* begin *

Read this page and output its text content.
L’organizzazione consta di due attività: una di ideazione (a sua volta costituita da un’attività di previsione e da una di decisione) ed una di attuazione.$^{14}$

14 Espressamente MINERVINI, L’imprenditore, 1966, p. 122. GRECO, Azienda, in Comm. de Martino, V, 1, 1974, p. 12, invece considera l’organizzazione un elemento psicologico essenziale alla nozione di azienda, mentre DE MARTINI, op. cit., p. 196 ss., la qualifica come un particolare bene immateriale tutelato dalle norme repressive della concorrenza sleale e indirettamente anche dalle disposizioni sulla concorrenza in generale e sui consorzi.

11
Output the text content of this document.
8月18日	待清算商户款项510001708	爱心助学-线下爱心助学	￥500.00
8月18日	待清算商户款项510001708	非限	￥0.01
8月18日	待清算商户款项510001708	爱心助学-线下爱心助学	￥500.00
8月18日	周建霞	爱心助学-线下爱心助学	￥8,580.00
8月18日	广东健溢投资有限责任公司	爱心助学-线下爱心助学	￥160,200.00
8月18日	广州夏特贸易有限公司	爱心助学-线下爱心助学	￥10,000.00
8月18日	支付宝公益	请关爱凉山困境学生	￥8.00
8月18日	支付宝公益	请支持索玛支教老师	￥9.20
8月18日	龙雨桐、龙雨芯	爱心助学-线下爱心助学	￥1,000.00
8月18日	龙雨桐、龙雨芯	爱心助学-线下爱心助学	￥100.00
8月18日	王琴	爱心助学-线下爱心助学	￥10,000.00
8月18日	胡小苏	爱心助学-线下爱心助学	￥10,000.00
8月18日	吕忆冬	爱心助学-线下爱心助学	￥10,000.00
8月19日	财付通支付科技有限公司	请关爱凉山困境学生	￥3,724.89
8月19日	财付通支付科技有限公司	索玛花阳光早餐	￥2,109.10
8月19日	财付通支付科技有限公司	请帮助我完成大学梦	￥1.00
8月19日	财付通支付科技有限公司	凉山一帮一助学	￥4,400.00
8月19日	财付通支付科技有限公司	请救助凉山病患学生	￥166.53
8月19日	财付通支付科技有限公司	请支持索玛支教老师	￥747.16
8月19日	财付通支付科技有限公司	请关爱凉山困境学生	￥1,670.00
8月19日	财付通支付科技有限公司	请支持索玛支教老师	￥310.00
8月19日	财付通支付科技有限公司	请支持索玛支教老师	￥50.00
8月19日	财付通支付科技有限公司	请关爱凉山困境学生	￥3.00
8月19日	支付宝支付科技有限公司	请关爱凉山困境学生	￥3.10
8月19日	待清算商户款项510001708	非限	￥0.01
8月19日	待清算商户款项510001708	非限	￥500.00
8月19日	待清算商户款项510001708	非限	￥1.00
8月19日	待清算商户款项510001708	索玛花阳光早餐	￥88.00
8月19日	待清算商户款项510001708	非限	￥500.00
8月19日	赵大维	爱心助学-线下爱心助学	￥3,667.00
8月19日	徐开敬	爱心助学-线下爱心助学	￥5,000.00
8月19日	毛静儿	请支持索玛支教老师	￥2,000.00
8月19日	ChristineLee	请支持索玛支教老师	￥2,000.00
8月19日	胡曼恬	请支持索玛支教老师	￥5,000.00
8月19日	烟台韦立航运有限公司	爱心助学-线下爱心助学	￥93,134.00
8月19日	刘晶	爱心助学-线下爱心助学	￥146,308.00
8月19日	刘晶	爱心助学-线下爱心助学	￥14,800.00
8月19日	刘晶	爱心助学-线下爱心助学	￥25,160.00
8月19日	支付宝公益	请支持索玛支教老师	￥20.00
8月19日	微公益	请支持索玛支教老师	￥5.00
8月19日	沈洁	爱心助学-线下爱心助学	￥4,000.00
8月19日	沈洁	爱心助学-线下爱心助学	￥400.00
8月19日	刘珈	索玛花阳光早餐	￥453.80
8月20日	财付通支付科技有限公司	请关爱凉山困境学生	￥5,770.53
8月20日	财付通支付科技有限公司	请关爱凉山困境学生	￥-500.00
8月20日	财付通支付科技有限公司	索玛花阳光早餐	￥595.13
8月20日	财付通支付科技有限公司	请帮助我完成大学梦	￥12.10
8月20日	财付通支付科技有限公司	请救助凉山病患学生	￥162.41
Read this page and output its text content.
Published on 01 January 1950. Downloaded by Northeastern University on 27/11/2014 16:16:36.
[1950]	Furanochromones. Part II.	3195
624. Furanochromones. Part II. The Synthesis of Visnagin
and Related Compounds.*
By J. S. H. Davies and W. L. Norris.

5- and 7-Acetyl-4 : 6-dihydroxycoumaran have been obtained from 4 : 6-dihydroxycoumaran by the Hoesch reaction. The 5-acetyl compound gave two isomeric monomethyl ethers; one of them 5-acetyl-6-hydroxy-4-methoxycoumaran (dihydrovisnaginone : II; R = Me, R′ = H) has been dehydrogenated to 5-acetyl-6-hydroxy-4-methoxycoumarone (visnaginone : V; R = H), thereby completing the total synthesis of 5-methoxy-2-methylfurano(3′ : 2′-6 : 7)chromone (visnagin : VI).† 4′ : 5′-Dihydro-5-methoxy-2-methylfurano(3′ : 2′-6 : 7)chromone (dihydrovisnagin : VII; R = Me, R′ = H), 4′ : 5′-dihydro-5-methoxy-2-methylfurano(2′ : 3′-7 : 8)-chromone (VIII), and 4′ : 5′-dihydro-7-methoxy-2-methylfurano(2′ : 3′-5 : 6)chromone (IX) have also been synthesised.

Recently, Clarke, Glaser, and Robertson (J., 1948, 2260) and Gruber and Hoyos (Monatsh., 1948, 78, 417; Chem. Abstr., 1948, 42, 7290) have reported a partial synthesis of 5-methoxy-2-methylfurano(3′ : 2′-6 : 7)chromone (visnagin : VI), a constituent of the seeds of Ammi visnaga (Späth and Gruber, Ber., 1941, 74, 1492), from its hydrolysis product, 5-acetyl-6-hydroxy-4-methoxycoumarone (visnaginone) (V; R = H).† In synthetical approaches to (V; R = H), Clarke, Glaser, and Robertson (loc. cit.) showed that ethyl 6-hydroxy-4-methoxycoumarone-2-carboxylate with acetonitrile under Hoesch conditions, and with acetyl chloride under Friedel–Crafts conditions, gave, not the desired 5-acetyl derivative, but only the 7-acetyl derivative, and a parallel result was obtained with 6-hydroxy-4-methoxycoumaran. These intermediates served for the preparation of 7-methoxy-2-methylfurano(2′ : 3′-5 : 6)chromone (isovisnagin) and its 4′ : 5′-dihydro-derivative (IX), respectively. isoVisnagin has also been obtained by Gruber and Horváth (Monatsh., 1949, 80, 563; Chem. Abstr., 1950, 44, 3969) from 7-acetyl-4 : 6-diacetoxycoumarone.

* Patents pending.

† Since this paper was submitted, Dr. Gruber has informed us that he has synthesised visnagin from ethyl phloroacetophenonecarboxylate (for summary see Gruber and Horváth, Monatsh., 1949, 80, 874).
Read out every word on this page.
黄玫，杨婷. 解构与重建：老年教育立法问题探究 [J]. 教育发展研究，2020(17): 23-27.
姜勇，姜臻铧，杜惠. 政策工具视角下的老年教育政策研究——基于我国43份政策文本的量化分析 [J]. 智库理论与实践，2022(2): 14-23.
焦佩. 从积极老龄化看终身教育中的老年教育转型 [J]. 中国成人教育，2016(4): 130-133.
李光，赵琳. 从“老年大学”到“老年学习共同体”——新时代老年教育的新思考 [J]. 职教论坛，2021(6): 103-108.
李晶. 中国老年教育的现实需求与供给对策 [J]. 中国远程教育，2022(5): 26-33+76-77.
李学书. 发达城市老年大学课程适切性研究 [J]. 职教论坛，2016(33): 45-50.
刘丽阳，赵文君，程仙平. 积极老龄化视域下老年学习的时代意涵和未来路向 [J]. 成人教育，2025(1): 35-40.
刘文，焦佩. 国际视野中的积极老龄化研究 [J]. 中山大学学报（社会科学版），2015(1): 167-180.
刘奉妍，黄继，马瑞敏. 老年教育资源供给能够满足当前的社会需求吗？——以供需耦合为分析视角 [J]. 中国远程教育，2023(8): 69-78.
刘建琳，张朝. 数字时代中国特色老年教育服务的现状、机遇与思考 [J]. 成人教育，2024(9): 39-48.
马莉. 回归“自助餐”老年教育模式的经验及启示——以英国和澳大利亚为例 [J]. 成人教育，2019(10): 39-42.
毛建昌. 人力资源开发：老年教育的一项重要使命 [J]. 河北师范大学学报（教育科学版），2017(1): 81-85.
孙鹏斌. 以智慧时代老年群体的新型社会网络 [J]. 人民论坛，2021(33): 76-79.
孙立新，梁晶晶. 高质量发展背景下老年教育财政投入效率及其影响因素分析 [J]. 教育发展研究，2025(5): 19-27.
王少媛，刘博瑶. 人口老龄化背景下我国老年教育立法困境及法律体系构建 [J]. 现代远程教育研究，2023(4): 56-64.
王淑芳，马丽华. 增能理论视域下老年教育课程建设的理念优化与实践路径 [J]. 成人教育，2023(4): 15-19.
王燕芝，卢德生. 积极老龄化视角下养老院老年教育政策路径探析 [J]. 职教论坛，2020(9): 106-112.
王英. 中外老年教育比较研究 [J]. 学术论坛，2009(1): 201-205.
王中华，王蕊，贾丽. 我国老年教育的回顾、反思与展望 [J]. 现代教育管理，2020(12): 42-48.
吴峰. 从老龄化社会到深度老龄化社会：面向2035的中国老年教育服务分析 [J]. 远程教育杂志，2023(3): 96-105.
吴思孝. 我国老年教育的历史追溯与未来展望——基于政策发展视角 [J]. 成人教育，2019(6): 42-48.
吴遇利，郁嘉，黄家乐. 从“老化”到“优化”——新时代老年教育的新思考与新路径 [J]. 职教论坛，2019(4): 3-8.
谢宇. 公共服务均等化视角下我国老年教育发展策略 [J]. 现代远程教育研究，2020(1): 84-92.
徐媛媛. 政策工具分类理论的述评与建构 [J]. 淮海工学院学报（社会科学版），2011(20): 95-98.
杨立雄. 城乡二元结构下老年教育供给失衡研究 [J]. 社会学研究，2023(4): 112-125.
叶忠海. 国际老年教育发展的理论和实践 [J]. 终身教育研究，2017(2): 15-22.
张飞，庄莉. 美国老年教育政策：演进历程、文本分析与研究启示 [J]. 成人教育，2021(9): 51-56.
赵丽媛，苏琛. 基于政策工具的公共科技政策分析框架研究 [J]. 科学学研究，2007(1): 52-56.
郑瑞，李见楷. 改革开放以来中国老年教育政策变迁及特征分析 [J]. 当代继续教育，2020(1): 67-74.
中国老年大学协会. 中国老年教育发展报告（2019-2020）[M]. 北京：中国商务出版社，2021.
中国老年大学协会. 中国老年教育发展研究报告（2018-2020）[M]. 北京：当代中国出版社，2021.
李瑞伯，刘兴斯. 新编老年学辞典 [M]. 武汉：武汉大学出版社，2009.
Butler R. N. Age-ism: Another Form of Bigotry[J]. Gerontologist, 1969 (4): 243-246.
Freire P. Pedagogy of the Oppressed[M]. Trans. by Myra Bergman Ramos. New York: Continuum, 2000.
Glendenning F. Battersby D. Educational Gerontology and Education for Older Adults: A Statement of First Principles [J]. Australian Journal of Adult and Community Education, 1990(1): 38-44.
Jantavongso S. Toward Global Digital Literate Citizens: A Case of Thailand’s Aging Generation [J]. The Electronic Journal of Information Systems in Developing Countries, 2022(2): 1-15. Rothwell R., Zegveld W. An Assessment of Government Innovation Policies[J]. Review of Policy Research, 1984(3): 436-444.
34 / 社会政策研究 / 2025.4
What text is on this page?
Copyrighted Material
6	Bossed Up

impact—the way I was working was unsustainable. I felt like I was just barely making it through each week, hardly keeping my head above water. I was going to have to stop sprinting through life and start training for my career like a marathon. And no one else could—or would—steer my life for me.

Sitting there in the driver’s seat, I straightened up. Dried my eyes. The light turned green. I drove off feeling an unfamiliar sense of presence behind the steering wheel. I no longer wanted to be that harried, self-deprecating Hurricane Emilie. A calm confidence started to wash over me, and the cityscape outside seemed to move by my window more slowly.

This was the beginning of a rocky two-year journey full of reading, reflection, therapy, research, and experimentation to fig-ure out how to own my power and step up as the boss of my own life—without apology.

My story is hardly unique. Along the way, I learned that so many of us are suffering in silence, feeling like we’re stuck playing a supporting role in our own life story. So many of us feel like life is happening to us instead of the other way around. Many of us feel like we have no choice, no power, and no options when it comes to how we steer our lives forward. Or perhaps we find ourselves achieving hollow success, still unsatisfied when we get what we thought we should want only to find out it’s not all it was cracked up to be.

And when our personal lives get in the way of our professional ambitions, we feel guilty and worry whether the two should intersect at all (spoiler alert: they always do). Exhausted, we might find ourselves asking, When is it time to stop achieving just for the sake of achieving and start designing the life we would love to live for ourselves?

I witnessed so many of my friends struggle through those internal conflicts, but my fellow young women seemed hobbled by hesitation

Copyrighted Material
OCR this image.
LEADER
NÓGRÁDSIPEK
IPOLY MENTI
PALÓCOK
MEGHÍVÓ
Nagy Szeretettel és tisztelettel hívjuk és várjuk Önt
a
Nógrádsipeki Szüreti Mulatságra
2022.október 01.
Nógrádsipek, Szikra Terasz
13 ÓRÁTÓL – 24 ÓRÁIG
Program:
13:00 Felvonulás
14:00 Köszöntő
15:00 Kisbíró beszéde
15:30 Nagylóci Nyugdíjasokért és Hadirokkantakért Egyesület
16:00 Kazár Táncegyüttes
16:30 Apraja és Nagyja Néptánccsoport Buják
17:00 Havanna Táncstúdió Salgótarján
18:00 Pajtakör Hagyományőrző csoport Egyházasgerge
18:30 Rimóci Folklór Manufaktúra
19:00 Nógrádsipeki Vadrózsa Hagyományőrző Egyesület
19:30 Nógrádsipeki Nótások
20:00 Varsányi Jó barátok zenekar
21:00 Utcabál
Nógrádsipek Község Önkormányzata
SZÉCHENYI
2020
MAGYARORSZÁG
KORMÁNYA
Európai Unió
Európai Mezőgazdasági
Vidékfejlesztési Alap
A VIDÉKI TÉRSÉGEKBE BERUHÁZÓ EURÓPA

* end *

> Requirement:
Provide the number of lines in these entries that hold the word "Hagyományőrző", without any accompanying text.

> Finished answer:
2